> [The task]: Transcribe all the entries word for word, skipping the pictures.

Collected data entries
--------------------
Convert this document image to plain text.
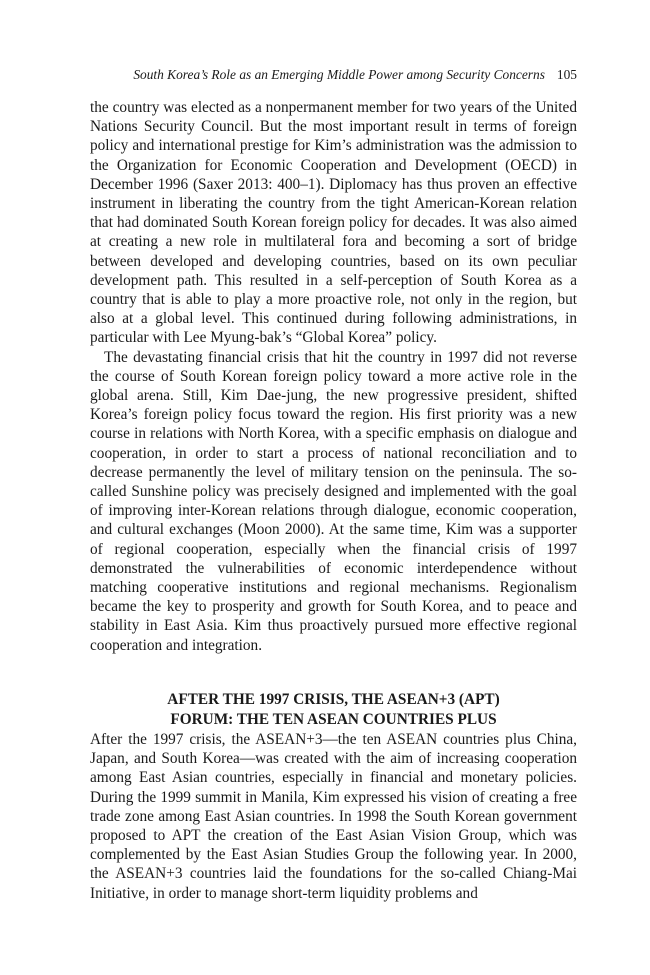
South Korea’s Role as an Emerging Middle Power among Security Concerns 105

the country was elected as a nonpermanent member for two years of the United Nations Security Council. But the most important result in terms of foreign policy and international prestige for Kim’s administration was the admission to the Organization for Economic Cooperation and Development (OECD) in December 1996 (Saxer 2013: 400–1). Diplomacy has thus proven an effective instrument in liberating the country from the tight American-Korean relation that had dominated South Korean foreign policy for decades. It was also aimed at creating a new role in multilateral fora and becoming a sort of bridge between developed and developing countries, based on its own peculiar development path. This resulted in a self-perception of South Korea as a country that is able to play a more proactive role, not only in the region, but also at a global level. This continued during following administrations, in particular with Lee Myung-bak’s “Global Korea” policy.

The devastating financial crisis that hit the country in 1997 did not reverse the course of South Korean foreign policy toward a more active role in the global arena. Still, Kim Dae-jung, the new progressive president, shifted Korea’s foreign policy focus toward the region. His first priority was a new course in relations with North Korea, with a specific emphasis on dialogue and cooperation, in order to start a process of national reconciliation and to decrease permanently the level of military tension on the peninsula. The so-called Sunshine policy was precisely designed and implemented with the goal of improving inter-Korean relations through dialogue, economic cooperation, and cultural exchanges (Moon 2000). At the same time, Kim was a supporter of regional cooperation, especially when the financial crisis of 1997 demonstrated the vulnerabilities of economic interdependence without matching cooperative institutions and regional mechanisms. Regionalism became the key to prosperity and growth for South Korea, and to peace and stability in East Asia. Kim thus proactively pursued more effective regional cooperation and integration.

AFTER THE 1997 CRISIS, THE ASEAN+3 (APT)
FORUM: THE TEN ASEAN COUNTRIES PLUS

After the 1997 crisis, the ASEAN+3—the ten ASEAN countries plus China, Japan, and South Korea—was created with the aim of increasing cooperation among East Asian countries, especially in financial and monetary policies. During the 1999 summit in Manila, Kim expressed his vision of creating a free trade zone among East Asian countries. In 1998 the South Korean government proposed to APT the creation of the East Asian Vision Group, which was complemented by the East Asian Studies Group the following year. In 2000, the ASEAN+3 countries laid the foundations for the so-called Chiang-Mai Initiative, in order to manage short-term liquidity problems and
--------------------
> [Written solution]:
Convert this document image to plain text.
South Korea’s Role as an Emerging Middle Power among Security Concerns 105

the country was elected as a nonpermanent member for two years of the United Nations Security Council. But the most important result in terms of foreign policy and international prestige for Kim’s administration was the admission to the Organization for Economic Cooperation and Development (OECD) in December 1996 (Saxer 2013: 400–1). Diplomacy has thus proven an effective instrument in liberating the country from the tight American-Korean relation that had dominated South Korean foreign policy for decades. It was also aimed at creating a new role in multilateral fora and becoming a sort of bridge between developed and developing countries, based on its own peculiar development path. This resulted in a self-perception of South Korea as a country that is able to play a more proactive role, not only in the region, but also at a global level. This continued during following administrations, in particular with Lee Myung-bak’s “Global Korea” policy.

The devastating financial crisis that hit the country in 1997 did not reverse the course of South Korean foreign policy toward a more active role in the global arena. Still, Kim Dae-jung, the new progressive president, shifted Korea’s foreign policy focus toward the region. His first priority was a new course in relations with North Korea, with a specific emphasis on dialogue and cooperation, in order to start a process of national reconciliation and to decrease permanently the level of military tension on the peninsula. The so-called Sunshine policy was precisely designed and implemented with the goal of improving inter-Korean relations through dialogue, economic cooperation, and cultural exchanges (Moon 2000). At the same time, Kim was a supporter of regional cooperation, especially when the financial crisis of 1997 demonstrated the vulnerabilities of economic interdependence without matching cooperative institutions and regional mechanisms. Regionalism became the key to prosperity and growth for South Korea, and to peace and stability in East Asia. Kim thus proactively pursued more effective regional cooperation and integration.

AFTER THE 1997 CRISIS, THE ASEAN+3 (APT)
FORUM: THE TEN ASEAN COUNTRIES PLUS

After the 1997 crisis, the ASEAN+3—the ten ASEAN countries plus China, Japan, and South Korea—was created with the aim of increasing cooperation among East Asian countries, especially in financial and monetary policies. During the 1999 summit in Manila, Kim expressed his vision of creating a free trade zone among East Asian countries. In 1998 the South Korean government proposed to APT the creation of the East Asian Vision Group, which was complemented by the East Asian Studies Group the following year. In 2000, the ASEAN+3 countries laid the foundations for the so-called Chiang-Mai Initiative, in order to manage short-term liquidity problems and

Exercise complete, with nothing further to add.